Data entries
>> BEGIN

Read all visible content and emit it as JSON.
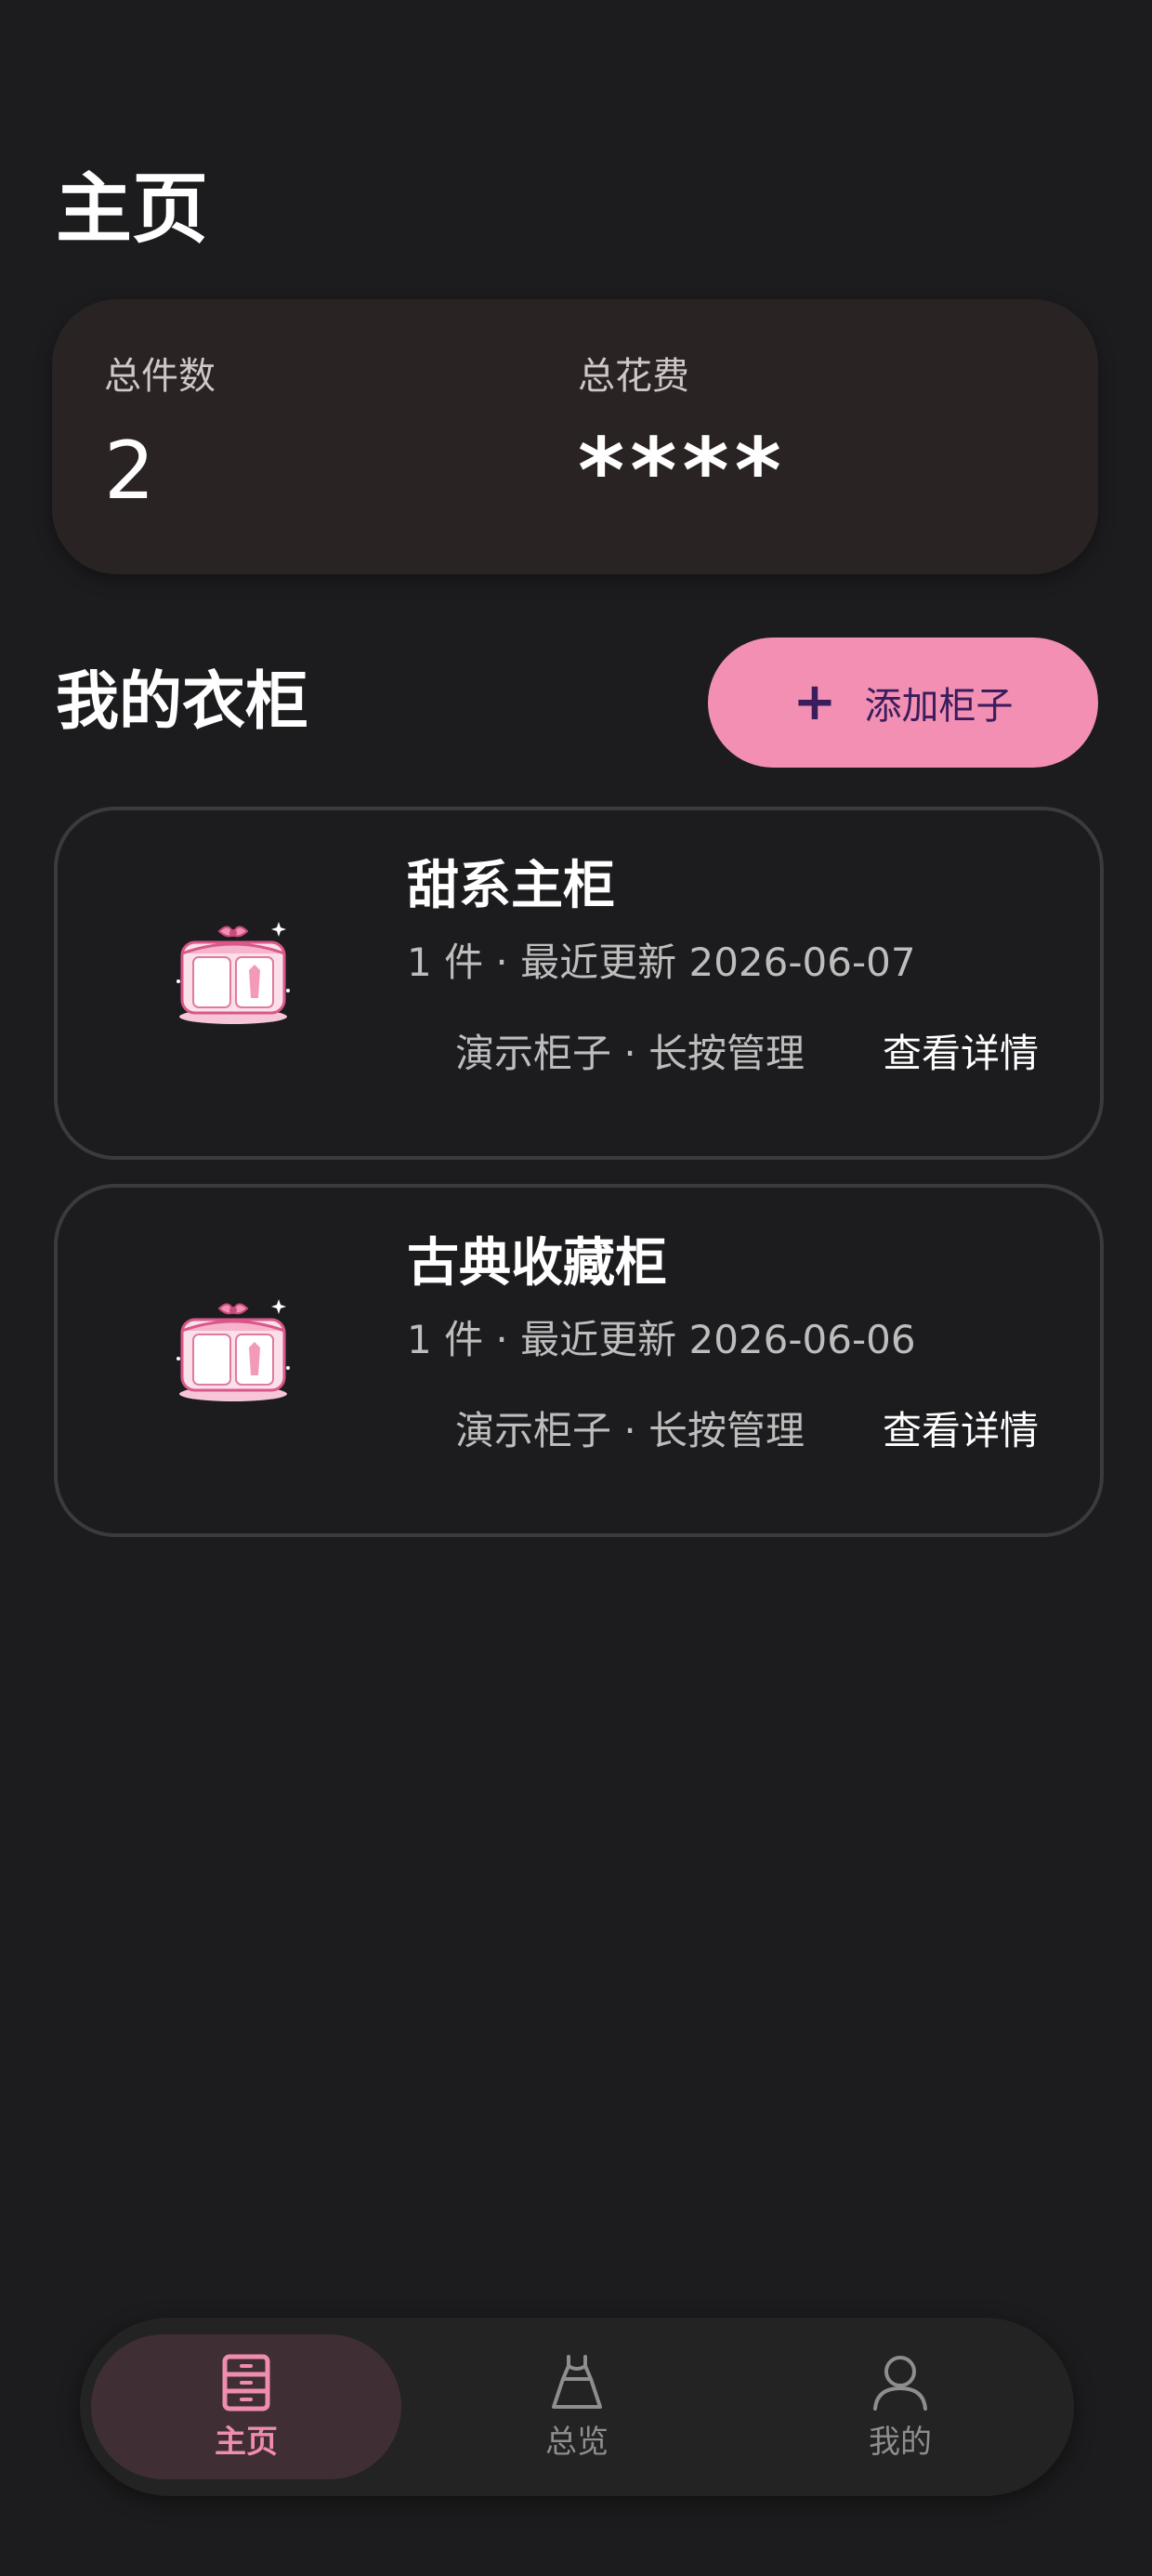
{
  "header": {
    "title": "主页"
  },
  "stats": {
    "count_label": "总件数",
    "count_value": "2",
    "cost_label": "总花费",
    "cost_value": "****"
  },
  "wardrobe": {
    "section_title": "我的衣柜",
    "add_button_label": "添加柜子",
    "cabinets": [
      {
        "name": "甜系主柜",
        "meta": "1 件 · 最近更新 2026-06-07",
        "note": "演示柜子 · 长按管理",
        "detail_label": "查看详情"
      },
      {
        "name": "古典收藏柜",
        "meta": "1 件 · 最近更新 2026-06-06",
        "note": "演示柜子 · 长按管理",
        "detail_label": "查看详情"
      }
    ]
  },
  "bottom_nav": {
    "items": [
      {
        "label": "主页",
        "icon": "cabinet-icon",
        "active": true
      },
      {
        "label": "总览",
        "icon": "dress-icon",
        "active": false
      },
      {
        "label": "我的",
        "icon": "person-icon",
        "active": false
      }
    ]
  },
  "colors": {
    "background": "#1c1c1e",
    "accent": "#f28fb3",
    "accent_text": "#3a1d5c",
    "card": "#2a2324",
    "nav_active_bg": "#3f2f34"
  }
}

>> END
>> BEGIN

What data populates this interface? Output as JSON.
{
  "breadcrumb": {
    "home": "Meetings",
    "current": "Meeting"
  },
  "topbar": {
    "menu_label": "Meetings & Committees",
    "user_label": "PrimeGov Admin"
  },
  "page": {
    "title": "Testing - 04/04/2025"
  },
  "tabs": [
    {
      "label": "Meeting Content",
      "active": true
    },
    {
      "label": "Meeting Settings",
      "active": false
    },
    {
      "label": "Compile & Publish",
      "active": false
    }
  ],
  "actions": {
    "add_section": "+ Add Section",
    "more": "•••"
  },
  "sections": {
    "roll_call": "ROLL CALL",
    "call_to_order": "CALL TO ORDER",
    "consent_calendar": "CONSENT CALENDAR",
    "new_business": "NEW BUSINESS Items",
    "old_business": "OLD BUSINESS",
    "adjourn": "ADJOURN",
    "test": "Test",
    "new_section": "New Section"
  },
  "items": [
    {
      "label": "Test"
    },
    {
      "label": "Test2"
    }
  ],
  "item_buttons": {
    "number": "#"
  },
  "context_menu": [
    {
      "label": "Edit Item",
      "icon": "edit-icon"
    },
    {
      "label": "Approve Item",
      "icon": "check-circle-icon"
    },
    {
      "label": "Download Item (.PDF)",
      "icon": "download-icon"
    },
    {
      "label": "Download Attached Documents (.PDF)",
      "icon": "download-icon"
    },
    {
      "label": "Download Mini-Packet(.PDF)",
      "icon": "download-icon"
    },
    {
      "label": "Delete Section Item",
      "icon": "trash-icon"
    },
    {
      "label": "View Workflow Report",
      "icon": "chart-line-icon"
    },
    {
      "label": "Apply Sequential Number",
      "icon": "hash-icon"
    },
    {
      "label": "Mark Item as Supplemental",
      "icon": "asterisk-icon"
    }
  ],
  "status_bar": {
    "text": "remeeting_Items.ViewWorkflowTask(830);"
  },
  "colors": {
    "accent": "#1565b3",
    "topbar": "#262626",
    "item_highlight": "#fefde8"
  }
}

>> END

Look over the listing. Pull out every line with the string "最近更新" in it.

## Finished answer
        "meta": "1 件 · 最近更新 2026-06-07",
        "meta": "1 件 · 最近更新 2026-06-06",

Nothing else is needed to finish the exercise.